◆ What the task asks
Omit every picture while repeating the entries exactly.

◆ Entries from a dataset
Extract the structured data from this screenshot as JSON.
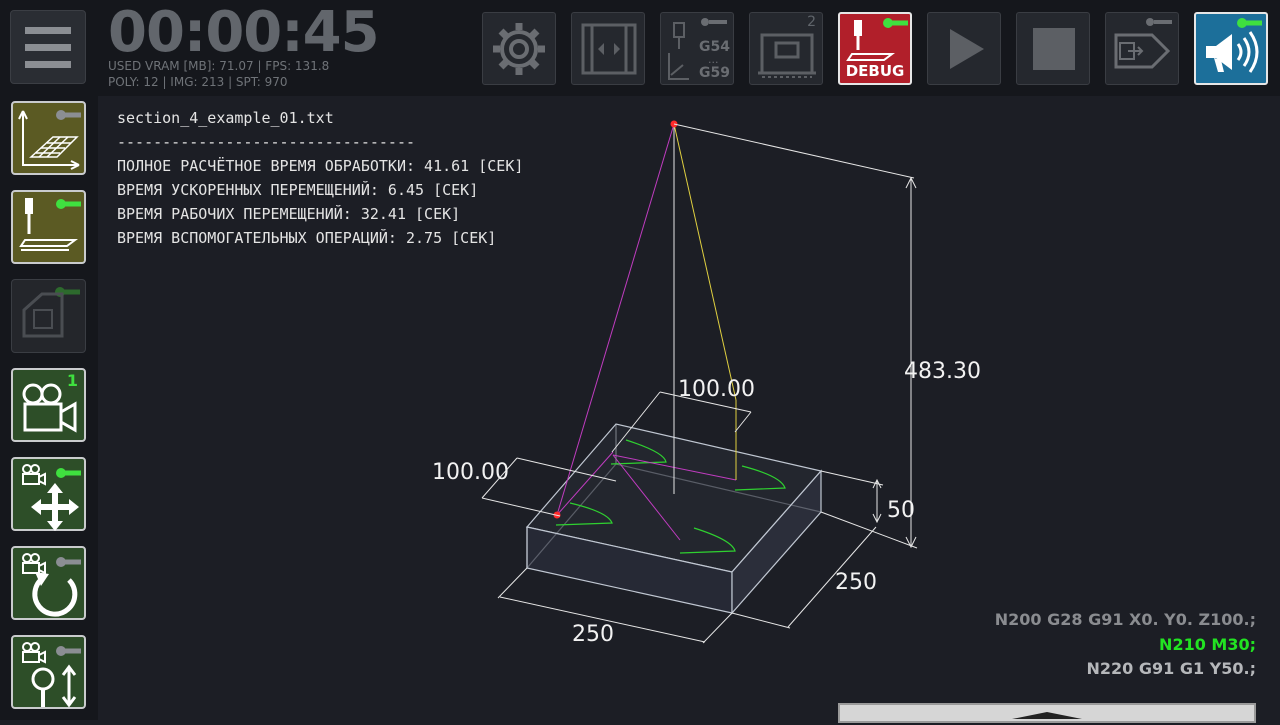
{
  "header": {
    "timer": "00:00:45",
    "stats_line1": "USED VRAM [MB]: 71.07 | FPS: 131.8",
    "stats_line2": "POLY: 12 | IMG: 213 | SPT: 970"
  },
  "toolbar": {
    "gear_icon": "gear-icon",
    "work_offset_badge_top": "G54",
    "work_offset_badge_bottom": "G59",
    "machine_count": "2",
    "debug_label": "DEBUG"
  },
  "sidebar": {
    "camera_count": "1"
  },
  "info": {
    "filename": "section_4_example_01.txt",
    "separator": "---------------------------------",
    "total_time": "ПОЛНОЕ РАСЧЁТНОЕ ВРЕМЯ ОБРАБОТКИ: 41.61 [СЕК]",
    "rapid_time": "ВРЕМЯ УСКОРЕННЫХ ПЕРЕМЕЩЕНИЙ: 6.45 [СЕК]",
    "feed_time": "ВРЕМЯ РАБОЧИХ ПЕРЕМЕЩЕНИЙ: 32.41 [СЕК]",
    "aux_time": "ВРЕМЯ ВСПОМОГАТЕЛЬНЫХ ОПЕРАЦИЙ: 2.75 [СЕК]"
  },
  "viewport": {
    "dim_height": "483.30",
    "dim_top_width": "100.00",
    "dim_top_depth": "100.00",
    "dim_block_height": "50",
    "dim_block_depth": "250",
    "dim_block_width": "250"
  },
  "gcode": {
    "prev_line": "N200 G28 G91 X0. Y0. Z100.;",
    "current_line": "N210 M30;",
    "next_line": "N220 G91 G1 Y50.;"
  },
  "colors": {
    "background": "#1c1e25",
    "panel": "#15171c",
    "active_green": "#3fe03f",
    "debug_red": "#b11f2a",
    "sound_blue": "#1c6f9a",
    "toolpath_magenta": "#c03cc0",
    "toolpath_yellow": "#e0d040",
    "arc_green": "#2fd030"
  }
}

◆ Written response
Extract the structured data from this screenshot as JSON.
{
  "header": {
    "timer": "00:00:45",
    "stats_line1": "USED VRAM [MB]: 71.07 | FPS: 131.8",
    "stats_line2": "POLY: 12 | IMG: 213 | SPT: 970"
  },
  "toolbar": {
    "gear_icon": "gear-icon",
    "work_offset_badge_top": "G54",
    "work_offset_badge_bottom": "G59",
    "machine_count": "2",
    "debug_label": "DEBUG"
  },
  "sidebar": {
    "camera_count": "1"
  },
  "info": {
    "filename": "section_4_example_01.txt",
    "separator": "---------------------------------",
    "total_time": "ПОЛНОЕ РАСЧЁТНОЕ ВРЕМЯ ОБРАБОТКИ: 41.61 [СЕК]",
    "rapid_time": "ВРЕМЯ УСКОРЕННЫХ ПЕРЕМЕЩЕНИЙ: 6.45 [СЕК]",
    "feed_time": "ВРЕМЯ РАБОЧИХ ПЕРЕМЕЩЕНИЙ: 32.41 [СЕК]",
    "aux_time": "ВРЕМЯ ВСПОМОГАТЕЛЬНЫХ ОПЕРАЦИЙ: 2.75 [СЕК]"
  },
  "viewport": {
    "dim_height": "483.30",
    "dim_top_width": "100.00",
    "dim_top_depth": "100.00",
    "dim_block_height": "50",
    "dim_block_depth": "250",
    "dim_block_width": "250"
  },
  "gcode": {
    "prev_line": "N200 G28 G91 X0. Y0. Z100.;",
    "current_line": "N210 M30;",
    "next_line": "N220 G91 G1 Y50.;"
  },
  "colors": {
    "background": "#1c1e25",
    "panel": "#15171c",
    "active_green": "#3fe03f",
    "debug_red": "#b11f2a",
    "sound_blue": "#1c6f9a",
    "toolpath_magenta": "#c03cc0",
    "toolpath_yellow": "#e0d040",
    "arc_green": "#2fd030"
  }
}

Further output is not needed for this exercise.